Figure dataset records:
--
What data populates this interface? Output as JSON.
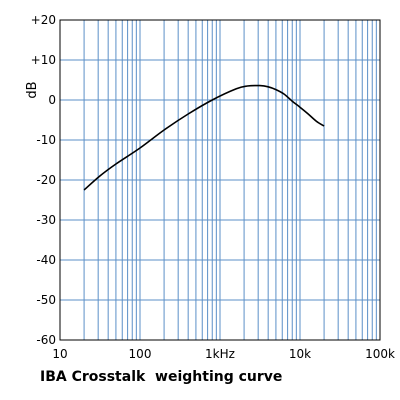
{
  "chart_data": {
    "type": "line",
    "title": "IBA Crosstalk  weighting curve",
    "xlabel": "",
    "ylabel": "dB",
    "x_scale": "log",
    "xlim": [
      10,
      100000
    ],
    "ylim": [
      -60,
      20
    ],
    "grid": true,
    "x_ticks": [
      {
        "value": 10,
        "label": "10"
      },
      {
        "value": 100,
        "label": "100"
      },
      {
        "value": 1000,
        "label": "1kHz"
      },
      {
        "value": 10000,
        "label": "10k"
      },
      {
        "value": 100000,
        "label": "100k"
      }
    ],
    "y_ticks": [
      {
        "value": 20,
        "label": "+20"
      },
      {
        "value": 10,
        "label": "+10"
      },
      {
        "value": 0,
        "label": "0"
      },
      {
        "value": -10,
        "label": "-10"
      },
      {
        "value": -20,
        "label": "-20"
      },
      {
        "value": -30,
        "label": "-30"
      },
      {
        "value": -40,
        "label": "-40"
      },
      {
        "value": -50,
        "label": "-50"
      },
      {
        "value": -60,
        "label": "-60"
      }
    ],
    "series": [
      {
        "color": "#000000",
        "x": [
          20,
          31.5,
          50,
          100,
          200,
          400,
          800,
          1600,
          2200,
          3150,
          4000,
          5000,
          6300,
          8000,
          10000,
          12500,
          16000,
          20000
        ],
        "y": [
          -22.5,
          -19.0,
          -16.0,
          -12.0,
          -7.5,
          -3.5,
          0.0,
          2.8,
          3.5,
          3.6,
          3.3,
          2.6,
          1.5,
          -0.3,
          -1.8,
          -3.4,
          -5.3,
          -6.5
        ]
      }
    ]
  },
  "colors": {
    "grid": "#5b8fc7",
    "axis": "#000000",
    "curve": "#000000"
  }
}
--
TASK GOAL:
Go through the data above and transcribe it in full, omitting any image.

REPLY TO THE TASK:
What data populates this interface? Output as JSON.
{
  "chart_data": {
    "type": "line",
    "title": "IBA Crosstalk  weighting curve",
    "xlabel": "",
    "ylabel": "dB",
    "x_scale": "log",
    "xlim": [
      10,
      100000
    ],
    "ylim": [
      -60,
      20
    ],
    "grid": true,
    "x_ticks": [
      {
        "value": 10,
        "label": "10"
      },
      {
        "value": 100,
        "label": "100"
      },
      {
        "value": 1000,
        "label": "1kHz"
      },
      {
        "value": 10000,
        "label": "10k"
      },
      {
        "value": 100000,
        "label": "100k"
      }
    ],
    "y_ticks": [
      {
        "value": 20,
        "label": "+20"
      },
      {
        "value": 10,
        "label": "+10"
      },
      {
        "value": 0,
        "label": "0"
      },
      {
        "value": -10,
        "label": "-10"
      },
      {
        "value": -20,
        "label": "-20"
      },
      {
        "value": -30,
        "label": "-30"
      },
      {
        "value": -40,
        "label": "-40"
      },
      {
        "value": -50,
        "label": "-50"
      },
      {
        "value": -60,
        "label": "-60"
      }
    ],
    "series": [
      {
        "color": "#000000",
        "x": [
          20,
          31.5,
          50,
          100,
          200,
          400,
          800,
          1600,
          2200,
          3150,
          4000,
          5000,
          6300,
          8000,
          10000,
          12500,
          16000,
          20000
        ],
        "y": [
          -22.5,
          -19.0,
          -16.0,
          -12.0,
          -7.5,
          -3.5,
          0.0,
          2.8,
          3.5,
          3.6,
          3.3,
          2.6,
          1.5,
          -0.3,
          -1.8,
          -3.4,
          -5.3,
          -6.5
        ]
      }
    ]
  },
  "colors": {
    "grid": "#5b8fc7",
    "axis": "#000000",
    "curve": "#000000"
  }
}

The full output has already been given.